- **Work required**:
Every record here needs to be written out again exactly.

- **Data rows**:

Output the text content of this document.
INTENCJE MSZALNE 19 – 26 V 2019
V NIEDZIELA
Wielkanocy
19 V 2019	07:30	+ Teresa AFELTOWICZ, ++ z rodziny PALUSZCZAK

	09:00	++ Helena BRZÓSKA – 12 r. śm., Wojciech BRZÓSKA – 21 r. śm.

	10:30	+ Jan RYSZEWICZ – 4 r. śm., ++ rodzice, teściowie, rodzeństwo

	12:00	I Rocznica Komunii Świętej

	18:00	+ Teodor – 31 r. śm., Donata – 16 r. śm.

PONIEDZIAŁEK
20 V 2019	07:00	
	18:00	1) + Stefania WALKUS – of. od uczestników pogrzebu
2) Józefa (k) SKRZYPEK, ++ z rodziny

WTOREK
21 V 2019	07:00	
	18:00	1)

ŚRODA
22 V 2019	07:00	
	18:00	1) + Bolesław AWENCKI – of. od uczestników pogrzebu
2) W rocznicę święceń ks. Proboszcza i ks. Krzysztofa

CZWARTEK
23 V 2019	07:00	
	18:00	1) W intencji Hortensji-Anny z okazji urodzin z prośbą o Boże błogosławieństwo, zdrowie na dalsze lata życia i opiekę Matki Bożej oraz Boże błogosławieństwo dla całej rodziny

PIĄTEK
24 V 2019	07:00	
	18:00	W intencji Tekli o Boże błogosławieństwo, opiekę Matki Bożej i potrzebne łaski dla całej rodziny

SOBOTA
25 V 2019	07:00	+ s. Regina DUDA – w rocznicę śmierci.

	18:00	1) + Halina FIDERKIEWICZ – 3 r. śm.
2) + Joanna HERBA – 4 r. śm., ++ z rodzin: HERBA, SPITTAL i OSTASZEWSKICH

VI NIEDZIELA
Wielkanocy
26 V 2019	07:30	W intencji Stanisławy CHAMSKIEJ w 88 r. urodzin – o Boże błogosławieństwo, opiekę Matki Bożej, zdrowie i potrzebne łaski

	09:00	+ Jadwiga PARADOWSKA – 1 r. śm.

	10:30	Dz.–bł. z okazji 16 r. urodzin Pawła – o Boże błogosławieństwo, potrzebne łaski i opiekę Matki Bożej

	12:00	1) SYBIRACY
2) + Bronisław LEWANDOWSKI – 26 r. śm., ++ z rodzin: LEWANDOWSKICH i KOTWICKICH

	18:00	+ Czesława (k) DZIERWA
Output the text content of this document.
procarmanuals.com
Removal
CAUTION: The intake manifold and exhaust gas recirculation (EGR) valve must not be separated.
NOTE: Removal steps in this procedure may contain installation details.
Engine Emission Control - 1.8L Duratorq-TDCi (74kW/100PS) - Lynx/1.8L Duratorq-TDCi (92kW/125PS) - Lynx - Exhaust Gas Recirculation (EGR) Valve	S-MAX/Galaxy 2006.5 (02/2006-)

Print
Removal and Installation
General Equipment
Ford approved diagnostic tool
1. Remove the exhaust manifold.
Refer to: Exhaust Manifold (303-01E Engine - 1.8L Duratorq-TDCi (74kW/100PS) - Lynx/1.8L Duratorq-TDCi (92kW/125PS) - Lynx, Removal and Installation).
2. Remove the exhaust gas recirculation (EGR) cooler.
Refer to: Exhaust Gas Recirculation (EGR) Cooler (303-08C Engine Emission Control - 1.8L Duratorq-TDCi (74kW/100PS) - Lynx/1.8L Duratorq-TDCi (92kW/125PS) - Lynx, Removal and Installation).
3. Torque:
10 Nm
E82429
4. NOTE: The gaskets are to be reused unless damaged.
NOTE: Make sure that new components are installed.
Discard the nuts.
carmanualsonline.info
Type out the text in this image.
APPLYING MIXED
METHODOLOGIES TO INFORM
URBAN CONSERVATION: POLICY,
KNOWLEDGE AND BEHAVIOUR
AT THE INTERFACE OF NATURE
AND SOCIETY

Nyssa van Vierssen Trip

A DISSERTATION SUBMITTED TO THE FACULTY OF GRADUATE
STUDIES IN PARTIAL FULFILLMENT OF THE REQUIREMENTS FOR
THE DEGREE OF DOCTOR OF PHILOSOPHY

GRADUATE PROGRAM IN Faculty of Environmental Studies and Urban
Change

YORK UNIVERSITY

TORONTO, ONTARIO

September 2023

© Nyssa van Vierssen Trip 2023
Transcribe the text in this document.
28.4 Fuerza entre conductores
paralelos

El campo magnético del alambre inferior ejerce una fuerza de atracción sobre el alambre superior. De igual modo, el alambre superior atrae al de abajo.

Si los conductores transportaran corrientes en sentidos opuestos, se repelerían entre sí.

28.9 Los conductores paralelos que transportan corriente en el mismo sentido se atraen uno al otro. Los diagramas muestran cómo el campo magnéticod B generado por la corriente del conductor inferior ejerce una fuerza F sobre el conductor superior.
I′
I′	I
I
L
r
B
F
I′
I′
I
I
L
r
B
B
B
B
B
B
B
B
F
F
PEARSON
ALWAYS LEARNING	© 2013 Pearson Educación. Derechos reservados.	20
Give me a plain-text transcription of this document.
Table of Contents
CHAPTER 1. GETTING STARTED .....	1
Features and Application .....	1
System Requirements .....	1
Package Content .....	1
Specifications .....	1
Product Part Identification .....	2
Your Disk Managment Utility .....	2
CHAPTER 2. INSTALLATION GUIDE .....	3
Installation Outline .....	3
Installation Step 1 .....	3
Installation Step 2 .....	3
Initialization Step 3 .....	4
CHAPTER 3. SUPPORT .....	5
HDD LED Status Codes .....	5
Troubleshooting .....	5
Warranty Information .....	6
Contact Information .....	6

- **Full response**:
Output the text content of this document.
INTENCJE MSZALNE 19 – 26 V 2019
V NIEDZIELA
Wielkanocy
19 V 2019	07:30	+ Teresa AFELTOWICZ, ++ z rodziny PALUSZCZAK

	09:00	++ Helena BRZÓSKA – 12 r. śm., Wojciech BRZÓSKA – 21 r. śm.

	10:30	+ Jan RYSZEWICZ – 4 r. śm., ++ rodzice, teściowie, rodzeństwo

	12:00	I Rocznica Komunii Świętej

	18:00	+ Teodor – 31 r. śm., Donata – 16 r. śm.

PONIEDZIAŁEK
20 V 2019	07:00	
	18:00	1) + Stefania WALKUS – of. od uczestników pogrzebu
2) Józefa (k) SKRZYPEK, ++ z rodziny

WTOREK
21 V 2019	07:00	
	18:00	1)

ŚRODA
22 V 2019	07:00	
	18:00	1) + Bolesław AWENCKI – of. od uczestników pogrzebu
2) W rocznicę święceń ks. Proboszcza i ks. Krzysztofa

CZWARTEK
23 V 2019	07:00	
	18:00	1) W intencji Hortensji-Anny z okazji urodzin z prośbą o Boże błogosławieństwo, zdrowie na dalsze lata życia i opiekę Matki Bożej oraz Boże błogosławieństwo dla całej rodziny

PIĄTEK
24 V 2019	07:00	
	18:00	W intencji Tekli o Boże błogosławieństwo, opiekę Matki Bożej i potrzebne łaski dla całej rodziny

SOBOTA
25 V 2019	07:00	+ s. Regina DUDA – w rocznicę śmierci.

	18:00	1) + Halina FIDERKIEWICZ – 3 r. śm.
2) + Joanna HERBA – 4 r. śm., ++ z rodzin: HERBA, SPITTAL i OSTASZEWSKICH

VI NIEDZIELA
Wielkanocy
26 V 2019	07:30	W intencji Stanisławy CHAMSKIEJ w 88 r. urodzin – o Boże błogosławieństwo, opiekę Matki Bożej, zdrowie i potrzebne łaski

	09:00	+ Jadwiga PARADOWSKA – 1 r. śm.

	10:30	Dz.–bł. z okazji 16 r. urodzin Pawła – o Boże błogosławieństwo, potrzebne łaski i opiekę Matki Bożej

	12:00	1) SYBIRACY
2) + Bronisław LEWANDOWSKI – 26 r. śm., ++ z rodzin: LEWANDOWSKICH i KOTWICKICH

	18:00	+ Czesława (k) DZIERWA
Output the text content of this document.
procarmanuals.com
Removal
CAUTION: The intake manifold and exhaust gas recirculation (EGR) valve must not be separated.
NOTE: Removal steps in this procedure may contain installation details.
Engine Emission Control - 1.8L Duratorq-TDCi (74kW/100PS) - Lynx/1.8L Duratorq-TDCi (92kW/125PS) - Lynx - Exhaust Gas Recirculation (EGR) Valve	S-MAX/Galaxy 2006.5 (02/2006-)

Print
Removal and Installation
General Equipment
Ford approved diagnostic tool
1. Remove the exhaust manifold.
Refer to: Exhaust Manifold (303-01E Engine - 1.8L Duratorq-TDCi (74kW/100PS) - Lynx/1.8L Duratorq-TDCi (92kW/125PS) - Lynx, Removal and Installation).
2. Remove the exhaust gas recirculation (EGR) cooler.
Refer to: Exhaust Gas Recirculation (EGR) Cooler (303-08C Engine Emission Control - 1.8L Duratorq-TDCi (74kW/100PS) - Lynx/1.8L Duratorq-TDCi (92kW/125PS) - Lynx, Removal and Installation).
3. Torque:
10 Nm
E82429
4. NOTE: The gaskets are to be reused unless damaged.
NOTE: Make sure that new components are installed.
Discard the nuts.
carmanualsonline.info
Type out the text in this image.
APPLYING MIXED
METHODOLOGIES TO INFORM
URBAN CONSERVATION: POLICY,
KNOWLEDGE AND BEHAVIOUR
AT THE INTERFACE OF NATURE
AND SOCIETY

Nyssa van Vierssen Trip

A DISSERTATION SUBMITTED TO THE FACULTY OF GRADUATE
STUDIES IN PARTIAL FULFILLMENT OF THE REQUIREMENTS FOR
THE DEGREE OF DOCTOR OF PHILOSOPHY

GRADUATE PROGRAM IN Faculty of Environmental Studies and Urban
Change

YORK UNIVERSITY

TORONTO, ONTARIO

September 2023

© Nyssa van Vierssen Trip 2023
Transcribe the text in this document.
28.4 Fuerza entre conductores
paralelos

El campo magnético del alambre inferior ejerce una fuerza de atracción sobre el alambre superior. De igual modo, el alambre superior atrae al de abajo.

Si los conductores transportaran corrientes en sentidos opuestos, se repelerían entre sí.

28.9 Los conductores paralelos que transportan corriente en el mismo sentido se atraen uno al otro. Los diagramas muestran cómo el campo magnéticod B generado por la corriente del conductor inferior ejerce una fuerza F sobre el conductor superior.
I′
I′	I
I
L
r
B
F
I′
I′
I
I
L
r
B
B
B
B
B
B
B
B
F
F
PEARSON
ALWAYS LEARNING	© 2013 Pearson Educación. Derechos reservados.	20
Give me a plain-text transcription of this document.
Table of Contents
CHAPTER 1. GETTING STARTED .....	1
Features and Application .....	1
System Requirements .....	1
Package Content .....	1
Specifications .....	1
Product Part Identification .....	2
Your Disk Managment Utility .....	2
CHAPTER 2. INSTALLATION GUIDE .....	3
Installation Outline .....	3
Installation Step 1 .....	3
Installation Step 2 .....	3
Initialization Step 3 .....	4
CHAPTER 3. SUPPORT .....	5
HDD LED Status Codes .....	5
Troubleshooting .....	5
Warranty Information .....	6
Contact Information .....	6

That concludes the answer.